* **Given exercise**
Copy all lines holding the word "encontraremos" from the entries.

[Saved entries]
# # # # # # #
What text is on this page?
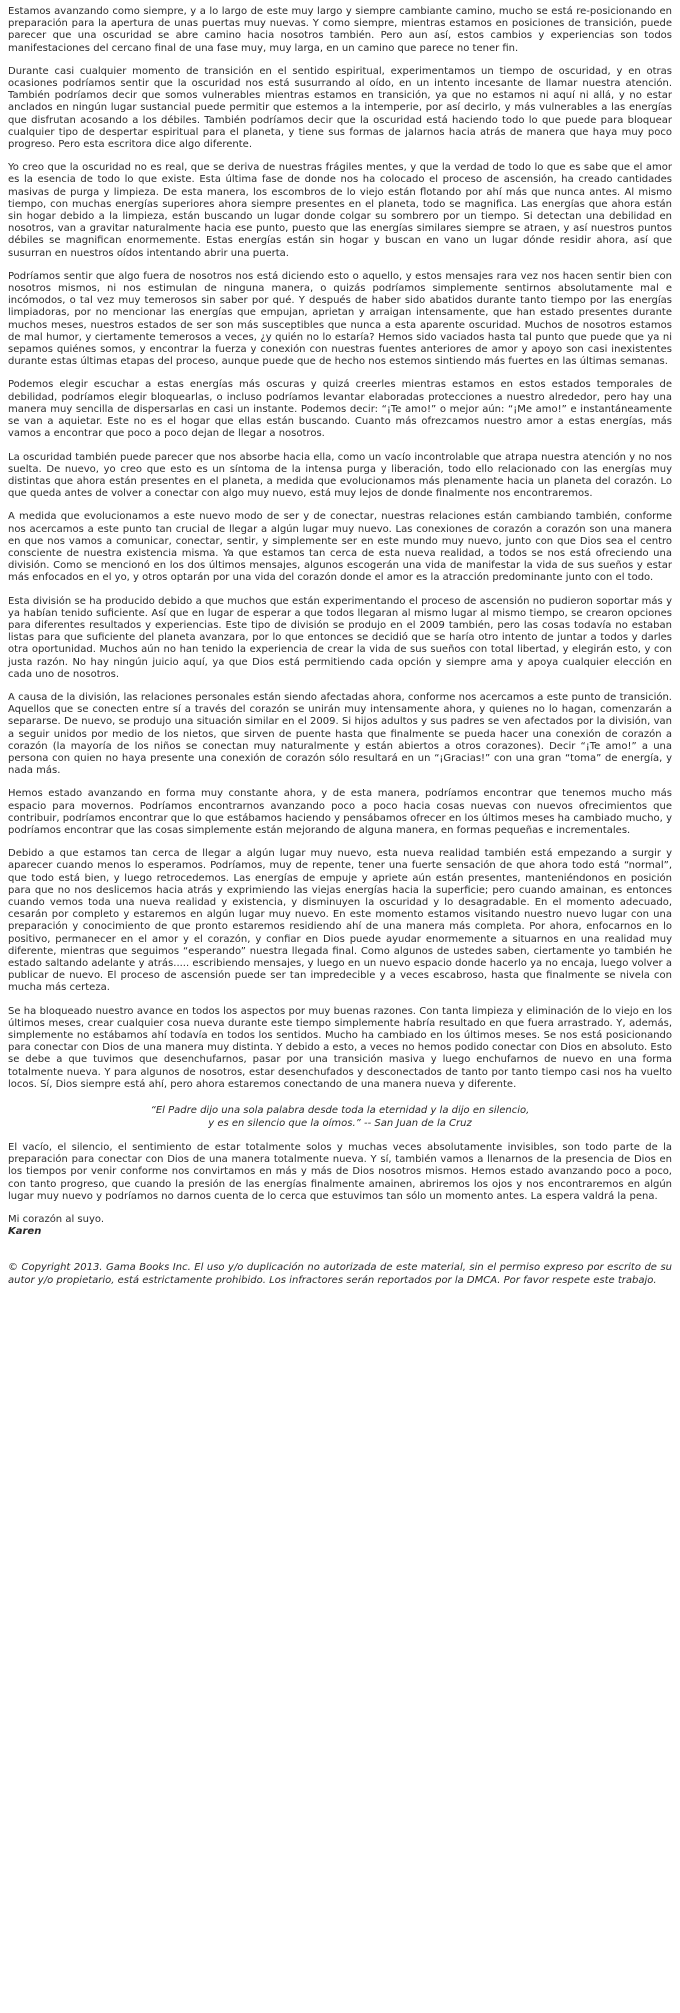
Estamos avanzando como siempre, y a lo largo de este muy largo y siempre cambiante camino, mucho se está re-posicionando en preparación para la apertura de unas puertas muy nuevas. Y como siempre, mientras estamos en posiciones de transición, puede parecer que una oscuridad se abre camino hacia nosotros también. Pero aun así, estos cambios y experiencias son todos manifestaciones del cercano final de una fase muy, muy larga, en un camino que parece no tener fin.

Durante casi cualquier momento de transición en el sentido espiritual, experimentamos un tiempo de oscuridad, y en otras ocasiones podríamos sentir que la oscuridad nos está susurrando al oído, en un intento incesante de llamar nuestra atención. También podríamos decir que somos vulnerables mientras estamos en transición, ya que no estamos ni aquí ni allá, y no estar anclados en ningún lugar sustancial puede permitir que estemos a la intemperie, por así decirlo, y más vulnerables a las energías que disfrutan acosando a los débiles. También podríamos decir que la oscuridad está haciendo todo lo que puede para bloquear cualquier tipo de despertar espiritual para el planeta, y tiene sus formas de jalarnos hacia atrás de manera que haya muy poco progreso. Pero esta escritora dice algo diferente.

Yo creo que la oscuridad no es real, que se deriva de nuestras frágiles mentes, y que la verdad de todo lo que es sabe que el amor es la esencia de todo lo que existe. Esta última fase de donde nos ha colocado el proceso de ascensión, ha creado cantidades masivas de purga y limpieza. De esta manera, los escombros de lo viejo están flotando por ahí más que nunca antes. Al mismo tiempo, con muchas energías superiores ahora siempre presentes en el planeta, todo se magnifica. Las energías que ahora están sin hogar debido a la limpieza, están buscando un lugar donde colgar su sombrero por un tiempo. Si detectan una debilidad en nosotros, van a gravitar naturalmente hacia ese punto, puesto que las energías similares siempre se atraen, y así nuestros puntos débiles se magnifican enormemente. Estas energías están sin hogar y buscan en vano un lugar dónde residir ahora, así que susurran en nuestros oídos intentando abrir una puerta.

Podríamos sentir que algo fuera de nosotros nos está diciendo esto o aquello, y estos mensajes rara vez nos hacen sentir bien con nosotros mismos, ni nos estimulan de ninguna manera, o quizás podríamos simplemente sentirnos absolutamente mal e incómodos, o tal vez muy temerosos sin saber por qué. Y después de haber sido abatidos durante tanto tiempo por las energías limpiadoras, por no mencionar las energías que empujan, aprietan y arraigan intensamente, que han estado presentes durante muchos meses, nuestros estados de ser son más susceptibles que nunca a esta aparente oscuridad. Muchos de nosotros estamos de mal humor, y ciertamente temerosos a veces, ¿y quién no lo estaría? Hemos sido vaciados hasta tal punto que puede que ya ni sepamos quiénes somos, y encontrar la fuerza y conexión con nuestras fuentes anteriores de amor y apoyo son casi inexistentes durante estas últimas etapas del proceso, aunque puede que de hecho nos estemos sintiendo más fuertes en las últimas semanas.

Podemos elegir escuchar a estas energías más oscuras y quizá creerles mientras estamos en estos estados temporales de debilidad, podríamos elegir bloquearlas, o incluso podríamos levantar elaboradas protecciones a nuestro alrededor, pero hay una manera muy sencilla de dispersarlas en casi un instante. Podemos decir: “¡Te amo!” o mejor aún: “¡Me amo!” e instantáneamente se van a aquietar. Este no es el hogar que ellas están buscando. Cuanto más ofrezcamos nuestro amor a estas energías, más vamos a encontrar que poco a poco dejan de llegar a nosotros.

La oscuridad también puede parecer que nos absorbe hacia ella, como un vacío incontrolable que atrapa nuestra atención y no nos suelta. De nuevo, yo creo que esto es un síntoma de la intensa purga y liberación, todo ello relacionado con las energías muy distintas que ahora están presentes en el planeta, a medida que evolucionamos más plenamente hacia un planeta del corazón. Lo que queda antes de volver a conectar con algo muy nuevo, está muy lejos de donde finalmente nos encontraremos.

A medida que evolucionamos a este nuevo modo de ser y de conectar, nuestras relaciones están cambiando también, conforme nos acercamos a este punto tan crucial de llegar a algún lugar muy nuevo. Las conexiones de corazón a corazón son una manera en que nos vamos a comunicar, conectar, sentir, y simplemente ser en este mundo muy nuevo, junto con que Dios sea el centro consciente de nuestra existencia misma. Ya que estamos tan cerca de esta nueva realidad, a todos se nos está ofreciendo una división. Como se mencionó en los dos últimos mensajes, algunos escogerán una vida de manifestar la vida de sus sueños y estar más enfocados en el yo, y otros optarán por una vida del corazón donde el amor es la atracción predominante junto con el todo.

Esta división se ha producido debido a que muchos que están experimentando el proceso de ascensión no pudieron soportar más y ya habían tenido suficiente. Así que en lugar de esperar a que todos llegaran al mismo lugar al mismo tiempo, se crearon opciones para diferentes resultados y experiencias. Este tipo de división se produjo en el 2009 también, pero las cosas todavía no estaban listas para que suficiente del planeta avanzara, por lo que entonces se decidió que se haría otro intento de juntar a todos y darles otra oportunidad. Muchos aún no han tenido la experiencia de crear la vida de sus sueños con total libertad, y elegirán esto, y con justa razón. No hay ningún juicio aquí, ya que Dios está permitiendo cada opción y siempre ama y apoya cualquier elección en cada uno de nosotros.

A causa de la división, las relaciones personales están siendo afectadas ahora, conforme nos acercamos a este punto de transición. Aquellos que se conecten entre sí a través del corazón se unirán muy intensamente ahora, y quienes no lo hagan, comenzarán a separarse. De nuevo, se produjo una situación similar en el 2009. Si hijos adultos y sus padres se ven afectados por la división, van a seguir unidos por medio de los nietos, que sirven de puente hasta que finalmente se pueda hacer una conexión de corazón a corazón (la mayoría de los niños se conectan muy naturalmente y están abiertos a otros corazones). Decir “¡Te amo!” a una persona con quien no haya presente una conexión de corazón sólo resultará en un “¡Gracias!” con una gran “toma” de energía, y nada más.

Hemos estado avanzando en forma muy constante ahora, y de esta manera, podríamos encontrar que tenemos mucho más espacio para movernos. Podríamos encontrarnos avanzando poco a poco hacia cosas nuevas con nuevos ofrecimientos que contribuir, podríamos encontrar que lo que estábamos haciendo y pensábamos ofrecer en los últimos meses ha cambiado mucho, y podríamos encontrar que las cosas simplemente están mejorando de alguna manera, en formas pequeñas e incrementales.

Debido a que estamos tan cerca de llegar a algún lugar muy nuevo, esta nueva realidad también está empezando a surgir y aparecer cuando menos lo esperamos. Podríamos, muy de repente, tener una fuerte sensación de que ahora todo está “normal”, que todo está bien, y luego retrocedemos. Las energías de empuje y apriete aún están presentes, manteniéndonos en posición para que no nos deslicemos hacia atrás y exprimiendo las viejas energías hacia la superficie; pero cuando amainan, es entonces cuando vemos toda una nueva realidad y existencia, y disminuyen la oscuridad y lo desagradable. En el momento adecuado, cesarán por completo y estaremos en algún lugar muy nuevo. En este momento estamos visitando nuestro nuevo lugar con una preparación y conocimiento de que pronto estaremos residiendo ahí de una manera más completa. Por ahora, enfocarnos en lo positivo, permanecer en el amor y el corazón, y confiar en Dios puede ayudar enormemente a situarnos en una realidad muy diferente, mientras que seguimos “esperando” nuestra llegada final. Como algunos de ustedes saben, ciertamente yo también he estado saltando adelante y atrás..... escribiendo mensajes, y luego en un nuevo espacio donde hacerlo ya no encaja, luego volver a publicar de nuevo. El proceso de ascensión puede ser tan impredecible y a veces escabroso, hasta que finalmente se nivela con mucha más certeza.

Se ha bloqueado nuestro avance en todos los aspectos por muy buenas razones. Con tanta limpieza y eliminación de lo viejo en los últimos meses, crear cualquier cosa nueva durante este tiempo simplemente habría resultado en que fuera arrastrado. Y, además, simplemente no estábamos ahí todavía en todos los sentidos. Mucho ha cambiado en los últimos meses. Se nos está posicionando para conectar con Dios de una manera muy distinta. Y debido a esto, a veces no hemos podido conectar con Dios en absoluto. Esto se debe a que tuvimos que desenchufarnos, pasar por una transición masiva y luego enchufarnos de nuevo en una forma totalmente nueva. Y para algunos de nosotros, estar desenchufados y desconectados de tanto por tanto tiempo casi nos ha vuelto locos. Sí, Dios siempre está ahí, pero ahora estaremos conectando de una manera nueva y diferente.

“El Padre dijo una sola palabra desde toda la eternidad y la dijo en silencio,
y es en silencio que la oímos.” -- San Juan de la Cruz

El vacío, el silencio, el sentimiento de estar totalmente solos y muchas veces absolutamente invisibles, son todo parte de la preparación para conectar con Dios de una manera totalmente nueva. Y sí, también vamos a llenarnos de la presencia de Dios en los tiempos por venir conforme nos convirtamos en más y más de Dios nosotros mismos. Hemos estado avanzando poco a poco, con tanto progreso, que cuando la presión de las energías finalmente amainen, abriremos los ojos y nos encontraremos en algún lugar muy nuevo y podríamos no darnos cuenta de lo cerca que estuvimos tan sólo un momento antes. La espera valdrá la pena.

Mi corazón al suyo.
Karen

© Copyright 2013. Gama Books Inc. El uso y/o duplicación no autorizada de este material, sin el permiso expreso por escrito de su autor y/o propietario, está estrictamente prohibido. Los infractores serán reportados por la DMCA. Por favor respete este trabajo.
# # # # # # #
* **Solution to this task**
La oscuridad también puede parecer que nos absorbe hacia ella, como un vacío incontrolable que atrapa nuestra atención y no nos suelta. De nuevo, yo creo que esto es un síntoma de la intensa purga y liberación, todo ello relacionado con las energías muy distintas que ahora están presentes en el planeta, a medida que evolucionamos más plenamente hacia un planeta del corazón. Lo que queda antes de volver a conectar con algo muy nuevo, está muy lejos de donde finalmente nos encontraremos.
El vacío, el silencio, el sentimiento de estar totalmente solos y muchas veces absolutamente invisibles, son todo parte de la preparación para conectar con Dios de una manera totalmente nueva. Y sí, también vamos a llenarnos de la presencia de Dios en los tiempos por venir conforme nos convirtamos en más y más de Dios nosotros mismos. Hemos estado avanzando poco a poco, con tanto progreso, que cuando la presión de las energías finalmente amainen, abriremos los ojos y nos encontraremos en algún lugar muy nuevo y podríamos no darnos cuenta de lo cerca que estuvimos tan sólo un momento antes. La espera valdrá la pena.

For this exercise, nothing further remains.